PROBLEM REQUIREMENTS →
Write the listing out again word for word, excluding any pictures.

Segment Start: RECORDS FOR THE EXERCISE

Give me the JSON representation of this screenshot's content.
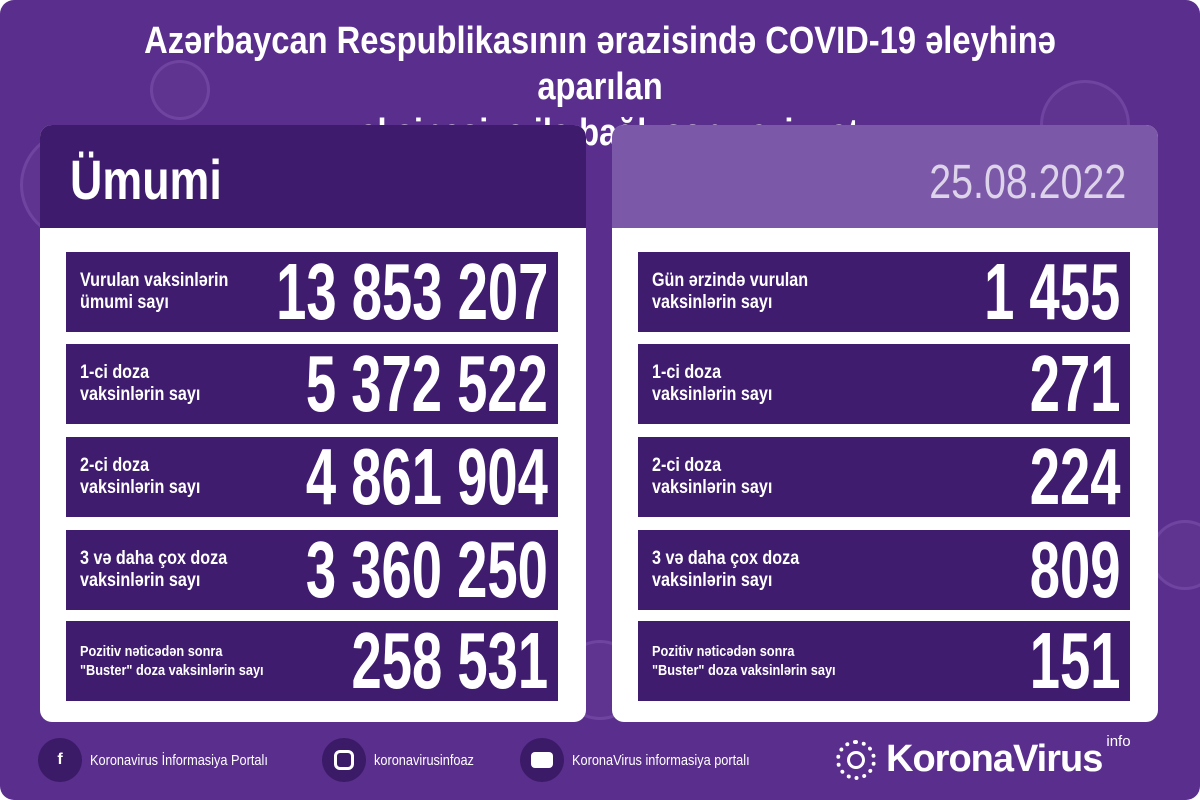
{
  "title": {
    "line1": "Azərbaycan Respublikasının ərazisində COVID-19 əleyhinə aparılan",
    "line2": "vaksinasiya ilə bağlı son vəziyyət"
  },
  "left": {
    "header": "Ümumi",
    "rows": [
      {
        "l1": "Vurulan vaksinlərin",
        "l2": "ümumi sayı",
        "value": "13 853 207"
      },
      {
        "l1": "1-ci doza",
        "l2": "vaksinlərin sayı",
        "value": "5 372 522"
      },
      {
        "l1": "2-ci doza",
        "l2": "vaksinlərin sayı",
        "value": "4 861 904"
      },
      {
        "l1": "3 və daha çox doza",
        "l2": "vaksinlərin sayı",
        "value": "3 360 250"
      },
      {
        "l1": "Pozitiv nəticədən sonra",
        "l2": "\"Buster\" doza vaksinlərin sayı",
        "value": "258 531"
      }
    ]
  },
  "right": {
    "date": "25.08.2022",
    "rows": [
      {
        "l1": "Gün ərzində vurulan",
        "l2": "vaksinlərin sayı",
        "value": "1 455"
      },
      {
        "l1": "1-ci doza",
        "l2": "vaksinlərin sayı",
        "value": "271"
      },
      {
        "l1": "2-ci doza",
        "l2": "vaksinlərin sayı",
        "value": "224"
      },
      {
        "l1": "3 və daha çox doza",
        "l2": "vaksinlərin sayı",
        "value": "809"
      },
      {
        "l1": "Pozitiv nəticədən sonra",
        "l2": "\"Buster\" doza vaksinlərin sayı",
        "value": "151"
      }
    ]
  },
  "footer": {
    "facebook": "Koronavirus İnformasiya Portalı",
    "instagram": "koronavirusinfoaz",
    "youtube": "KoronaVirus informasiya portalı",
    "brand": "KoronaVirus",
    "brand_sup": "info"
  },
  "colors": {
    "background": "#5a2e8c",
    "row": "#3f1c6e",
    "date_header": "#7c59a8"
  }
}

Segment End: RECORDS FOR THE EXERCISE

EXERCISE RESPONSE →
Give me the JSON representation of this screenshot's content.
{
  "title": {
    "line1": "Azərbaycan Respublikasının ərazisində COVID-19 əleyhinə aparılan",
    "line2": "vaksinasiya ilə bağlı son vəziyyət"
  },
  "left": {
    "header": "Ümumi",
    "rows": [
      {
        "l1": "Vurulan vaksinlərin",
        "l2": "ümumi sayı",
        "value": "13 853 207"
      },
      {
        "l1": "1-ci doza",
        "l2": "vaksinlərin sayı",
        "value": "5 372 522"
      },
      {
        "l1": "2-ci doza",
        "l2": "vaksinlərin sayı",
        "value": "4 861 904"
      },
      {
        "l1": "3 və daha çox doza",
        "l2": "vaksinlərin sayı",
        "value": "3 360 250"
      },
      {
        "l1": "Pozitiv nəticədən sonra",
        "l2": "\"Buster\" doza vaksinlərin sayı",
        "value": "258 531"
      }
    ]
  },
  "right": {
    "date": "25.08.2022",
    "rows": [
      {
        "l1": "Gün ərzində vurulan",
        "l2": "vaksinlərin sayı",
        "value": "1 455"
      },
      {
        "l1": "1-ci doza",
        "l2": "vaksinlərin sayı",
        "value": "271"
      },
      {
        "l1": "2-ci doza",
        "l2": "vaksinlərin sayı",
        "value": "224"
      },
      {
        "l1": "3 və daha çox doza",
        "l2": "vaksinlərin sayı",
        "value": "809"
      },
      {
        "l1": "Pozitiv nəticədən sonra",
        "l2": "\"Buster\" doza vaksinlərin sayı",
        "value": "151"
      }
    ]
  },
  "footer": {
    "facebook": "Koronavirus İnformasiya Portalı",
    "instagram": "koronavirusinfoaz",
    "youtube": "KoronaVirus informasiya portalı",
    "brand": "KoronaVirus",
    "brand_sup": "info"
  },
  "colors": {
    "background": "#5a2e8c",
    "row": "#3f1c6e",
    "date_header": "#7c59a8"
  }
}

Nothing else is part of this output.